(Interface dataset entries)
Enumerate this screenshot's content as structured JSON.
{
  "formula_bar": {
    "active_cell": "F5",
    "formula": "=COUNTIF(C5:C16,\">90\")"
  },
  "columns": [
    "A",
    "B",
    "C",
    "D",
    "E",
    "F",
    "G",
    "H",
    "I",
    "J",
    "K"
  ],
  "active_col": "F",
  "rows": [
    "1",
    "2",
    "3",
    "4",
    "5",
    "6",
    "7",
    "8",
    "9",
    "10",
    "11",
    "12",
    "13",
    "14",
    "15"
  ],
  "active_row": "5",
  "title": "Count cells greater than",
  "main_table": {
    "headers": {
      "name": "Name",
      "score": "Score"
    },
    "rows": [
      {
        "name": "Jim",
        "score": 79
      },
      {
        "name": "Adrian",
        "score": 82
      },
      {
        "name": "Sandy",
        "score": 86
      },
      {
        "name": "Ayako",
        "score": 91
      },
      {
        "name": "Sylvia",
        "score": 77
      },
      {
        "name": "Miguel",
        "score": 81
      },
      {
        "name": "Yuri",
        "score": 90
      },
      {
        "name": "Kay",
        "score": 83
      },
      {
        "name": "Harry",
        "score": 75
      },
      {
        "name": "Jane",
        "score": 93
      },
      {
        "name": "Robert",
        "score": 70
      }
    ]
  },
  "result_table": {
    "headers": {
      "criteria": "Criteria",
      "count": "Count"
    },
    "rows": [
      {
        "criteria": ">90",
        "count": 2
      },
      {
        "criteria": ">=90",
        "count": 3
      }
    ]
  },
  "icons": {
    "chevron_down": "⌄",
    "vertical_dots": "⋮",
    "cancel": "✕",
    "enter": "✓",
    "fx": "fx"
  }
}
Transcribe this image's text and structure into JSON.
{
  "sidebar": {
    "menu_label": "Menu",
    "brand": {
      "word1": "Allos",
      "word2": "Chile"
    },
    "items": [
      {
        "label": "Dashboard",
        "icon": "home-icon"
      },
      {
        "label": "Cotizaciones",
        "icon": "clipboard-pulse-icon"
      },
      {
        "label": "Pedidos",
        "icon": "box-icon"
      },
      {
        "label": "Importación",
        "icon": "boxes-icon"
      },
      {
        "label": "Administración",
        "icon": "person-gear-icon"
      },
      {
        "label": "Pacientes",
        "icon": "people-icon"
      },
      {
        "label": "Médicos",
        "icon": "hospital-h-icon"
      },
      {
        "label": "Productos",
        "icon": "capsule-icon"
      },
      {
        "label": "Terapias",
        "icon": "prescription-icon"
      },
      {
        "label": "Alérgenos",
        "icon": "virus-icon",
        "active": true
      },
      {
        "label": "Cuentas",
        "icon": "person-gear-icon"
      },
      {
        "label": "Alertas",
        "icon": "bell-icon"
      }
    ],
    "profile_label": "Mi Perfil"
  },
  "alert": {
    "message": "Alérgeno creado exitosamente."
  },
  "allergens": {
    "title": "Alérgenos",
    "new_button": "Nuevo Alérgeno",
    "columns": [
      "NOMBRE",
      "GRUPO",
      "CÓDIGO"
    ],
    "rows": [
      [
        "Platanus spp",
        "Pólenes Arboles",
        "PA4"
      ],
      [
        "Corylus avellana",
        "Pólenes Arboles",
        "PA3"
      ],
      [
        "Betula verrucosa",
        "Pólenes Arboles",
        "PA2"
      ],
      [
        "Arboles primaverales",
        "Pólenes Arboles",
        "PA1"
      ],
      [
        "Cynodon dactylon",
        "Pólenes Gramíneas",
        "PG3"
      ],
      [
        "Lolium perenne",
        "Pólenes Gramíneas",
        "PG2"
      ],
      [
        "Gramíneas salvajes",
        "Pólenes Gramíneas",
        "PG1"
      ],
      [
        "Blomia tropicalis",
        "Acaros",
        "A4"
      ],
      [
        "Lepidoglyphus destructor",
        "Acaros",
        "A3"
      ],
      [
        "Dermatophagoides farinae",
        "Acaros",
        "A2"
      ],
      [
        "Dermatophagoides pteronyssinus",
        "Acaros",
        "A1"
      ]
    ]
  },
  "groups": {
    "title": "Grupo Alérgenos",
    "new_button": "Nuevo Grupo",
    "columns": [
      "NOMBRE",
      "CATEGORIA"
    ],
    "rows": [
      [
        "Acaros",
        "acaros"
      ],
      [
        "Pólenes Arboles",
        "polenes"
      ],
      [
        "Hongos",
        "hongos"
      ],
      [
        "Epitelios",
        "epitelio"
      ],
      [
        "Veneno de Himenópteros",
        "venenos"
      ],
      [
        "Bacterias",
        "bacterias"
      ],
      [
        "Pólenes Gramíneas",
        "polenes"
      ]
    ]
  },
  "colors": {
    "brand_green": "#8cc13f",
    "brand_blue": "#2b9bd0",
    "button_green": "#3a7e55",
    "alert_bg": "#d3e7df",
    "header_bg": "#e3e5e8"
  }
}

_Assignment_
Retrieve each line of the data in which the word "title" can be found.

_Answer box_
  "title": "Count cells greater than",
    "title": "Alérgenos",
    "title": "Grupo Alérgenos",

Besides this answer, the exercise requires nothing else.